▶ [Opdracht A] Verwissel in de vermeldingen "country-label" voor "land-label" in alles vanaf de regel met "country-checkbox[interactable] <box>90 549" tot en met de regel met "dialog-scrollbar[interactable] <box>956 1". Geef alleen die regels weer, verder ongewijzigd.

----- Aangeleverde tekst -----

Meespelen begint het best door dezelfde handelingen te stellen, als een kind doet in zijn spel. Door spel te spiegelen, stap je als het ware in het spel van dit kind, of van het groepje kinderen. Je kan je eigen spel gaan verwoorden (“Ik trek de pop een truitje aan. Het is koud.”), je kan ook het spel van de kleuter(s) verwoorden (“Jij geeft de pop een flesje, want ze huilde van de honger”). Bij peuters zal het meestal nog niet om rollenspel gaan, maar om het manipuleren van materialen in de huishoek. Dan ga je mee in dit soort spel, op dezelfde manier. Je kan de handelingen van de kleuter(s) ook bevestigen, prijzen. Dit kan ook opgemerkt worden door de kleuter(s), waarbij spontaan interactie ontstaat. Op deze manier doe je op een informele manier aan taalstimulering, maar ontstaat er tegelijk een gezellig moment tussen leerkracht en kleuter(s). Als leerkracht leer je de kleuter beter kennen en als kleuter ervaar je de leerkracht als een fijne persoon, die tijd maakt voor jou, naar je luistert en graag met je speelt.

----- Aangeleverd materiaal -----

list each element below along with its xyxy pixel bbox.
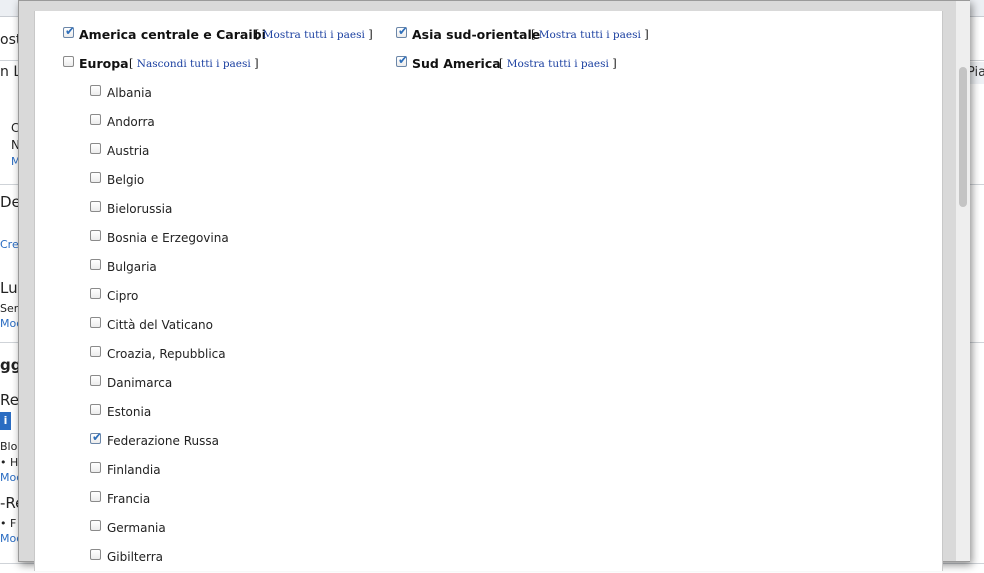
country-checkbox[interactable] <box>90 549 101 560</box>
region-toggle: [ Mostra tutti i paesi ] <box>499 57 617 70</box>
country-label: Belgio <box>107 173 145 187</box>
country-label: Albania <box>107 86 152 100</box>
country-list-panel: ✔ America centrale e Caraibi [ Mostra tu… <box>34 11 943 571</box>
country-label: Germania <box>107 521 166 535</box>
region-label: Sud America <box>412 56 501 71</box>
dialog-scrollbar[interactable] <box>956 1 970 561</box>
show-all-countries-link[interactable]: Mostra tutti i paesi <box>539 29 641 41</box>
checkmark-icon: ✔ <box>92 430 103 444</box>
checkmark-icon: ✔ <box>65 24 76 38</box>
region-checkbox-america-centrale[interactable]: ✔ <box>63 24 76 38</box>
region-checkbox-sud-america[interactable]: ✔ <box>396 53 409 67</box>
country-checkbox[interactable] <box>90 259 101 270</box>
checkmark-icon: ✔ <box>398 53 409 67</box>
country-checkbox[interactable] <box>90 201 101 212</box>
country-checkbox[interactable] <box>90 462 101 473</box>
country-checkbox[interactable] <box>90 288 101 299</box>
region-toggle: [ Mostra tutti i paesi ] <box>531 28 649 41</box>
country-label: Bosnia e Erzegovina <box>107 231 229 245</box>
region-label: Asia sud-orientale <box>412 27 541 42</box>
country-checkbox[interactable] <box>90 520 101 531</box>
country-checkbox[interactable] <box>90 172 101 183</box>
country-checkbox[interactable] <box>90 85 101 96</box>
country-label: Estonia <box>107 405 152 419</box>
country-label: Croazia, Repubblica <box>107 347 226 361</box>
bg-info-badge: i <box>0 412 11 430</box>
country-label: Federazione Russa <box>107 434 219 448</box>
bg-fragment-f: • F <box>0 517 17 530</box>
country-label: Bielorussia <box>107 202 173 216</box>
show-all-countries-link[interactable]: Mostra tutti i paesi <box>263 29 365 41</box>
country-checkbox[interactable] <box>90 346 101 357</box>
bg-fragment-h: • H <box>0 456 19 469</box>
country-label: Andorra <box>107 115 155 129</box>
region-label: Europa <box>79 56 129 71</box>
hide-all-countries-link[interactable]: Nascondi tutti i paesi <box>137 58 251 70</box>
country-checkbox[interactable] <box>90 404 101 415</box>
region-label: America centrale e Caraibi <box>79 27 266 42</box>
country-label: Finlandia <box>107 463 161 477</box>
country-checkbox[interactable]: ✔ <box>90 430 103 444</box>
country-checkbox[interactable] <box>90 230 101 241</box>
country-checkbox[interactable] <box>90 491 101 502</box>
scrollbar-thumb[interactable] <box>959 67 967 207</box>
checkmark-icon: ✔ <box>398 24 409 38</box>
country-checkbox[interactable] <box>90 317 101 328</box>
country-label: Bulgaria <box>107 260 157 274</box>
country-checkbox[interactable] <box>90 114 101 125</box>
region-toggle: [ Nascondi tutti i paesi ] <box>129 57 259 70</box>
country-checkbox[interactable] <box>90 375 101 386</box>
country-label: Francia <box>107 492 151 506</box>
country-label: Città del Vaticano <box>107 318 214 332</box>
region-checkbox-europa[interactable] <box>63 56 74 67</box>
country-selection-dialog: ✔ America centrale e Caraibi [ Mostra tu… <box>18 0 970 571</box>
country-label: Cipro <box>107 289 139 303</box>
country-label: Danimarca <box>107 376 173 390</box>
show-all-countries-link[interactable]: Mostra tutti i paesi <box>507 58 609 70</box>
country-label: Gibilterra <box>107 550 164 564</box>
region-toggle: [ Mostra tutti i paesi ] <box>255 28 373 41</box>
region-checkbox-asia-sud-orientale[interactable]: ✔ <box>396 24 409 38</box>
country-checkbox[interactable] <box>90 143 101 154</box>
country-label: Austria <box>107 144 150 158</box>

-----
----- Aangeleverd materiaal -----

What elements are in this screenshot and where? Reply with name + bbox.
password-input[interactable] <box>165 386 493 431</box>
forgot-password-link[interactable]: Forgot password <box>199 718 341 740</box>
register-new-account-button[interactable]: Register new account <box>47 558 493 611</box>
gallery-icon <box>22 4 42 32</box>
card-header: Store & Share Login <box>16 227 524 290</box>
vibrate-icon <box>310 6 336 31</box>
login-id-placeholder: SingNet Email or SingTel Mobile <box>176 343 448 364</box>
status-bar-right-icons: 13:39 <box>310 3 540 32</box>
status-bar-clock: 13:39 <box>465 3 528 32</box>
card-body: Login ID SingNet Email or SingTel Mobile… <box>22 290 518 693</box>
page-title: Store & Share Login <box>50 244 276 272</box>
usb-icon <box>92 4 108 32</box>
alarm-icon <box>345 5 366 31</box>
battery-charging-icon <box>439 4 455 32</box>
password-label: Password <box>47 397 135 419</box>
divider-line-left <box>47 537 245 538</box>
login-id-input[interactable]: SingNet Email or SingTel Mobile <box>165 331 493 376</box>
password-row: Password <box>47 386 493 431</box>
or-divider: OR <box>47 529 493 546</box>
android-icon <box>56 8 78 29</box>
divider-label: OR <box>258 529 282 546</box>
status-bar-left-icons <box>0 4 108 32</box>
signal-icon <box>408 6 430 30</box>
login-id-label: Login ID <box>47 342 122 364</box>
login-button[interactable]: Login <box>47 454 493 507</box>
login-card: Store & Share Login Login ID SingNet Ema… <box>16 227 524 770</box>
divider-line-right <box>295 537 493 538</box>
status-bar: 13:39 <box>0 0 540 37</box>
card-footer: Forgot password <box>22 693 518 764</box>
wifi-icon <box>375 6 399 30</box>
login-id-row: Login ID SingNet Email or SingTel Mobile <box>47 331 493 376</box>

-----

▶ [Opdracht B] Vul de tekst over meespelen met kleuters aan met een vervolg dat na de laatste zin begint.

▶ [Schriftelijk antwoord A]
country-checkbox[interactable] <box>90 549 101 560</box>
region-toggle: [ Mostra tutti i paesi ] <box>499 57 617 70</box>
land-label: Belgio <box>107 173 145 187</box>
land-label: Albania <box>107 86 152 100</box>
country-list-panel: ✔ America centrale e Caraibi [ Mostra tu… <box>34 11 943 571</box>
land-label: Germania <box>107 521 166 535</box>
region-label: Sud America <box>412 56 501 71</box>
dialog-scrollbar[interactable] <box>956 1 970 561</box>

▶ [Schriftelijk antwoord B]
Dit alles kan voldoende zijn. Als je het spel verder wilt uitbreiden of verdiepen, om de zone van naaste ontwikkeling bij de kleuters aan te spreken, kan dit vanaf dit moment, wanneer je helemaal ‘in’ het spel zit. Je kan zelf een bepaalde rol aannemen, om de kleuter te laten zien wat de rol inhoudt, je demonstreert dan bv. wat je doet als je een pop in bedje legt, je verwoordt daarbij ook je handelingen. Je kan andere activiteiten bij het spel betrekken, bv. je kan vragen om in de winkel nieuwe luiers te halen, of een kaart in te kleuren voor de verjaardag van de pop. Je kan dus nieuwe impulsen geven als het spel dreigt vast te lopen. Geef dus doen, denken en taal impulsen.
Wanneer je door jouw observerende houding, bepaalde emoties opmerkt bij de kleuters, moet je deze erkennen en ga je deze best ook verwoorden. Het kan heel heilzaam zijn voor kinderen, hun gevoelens in het spel te kunnen en te mogen uiten.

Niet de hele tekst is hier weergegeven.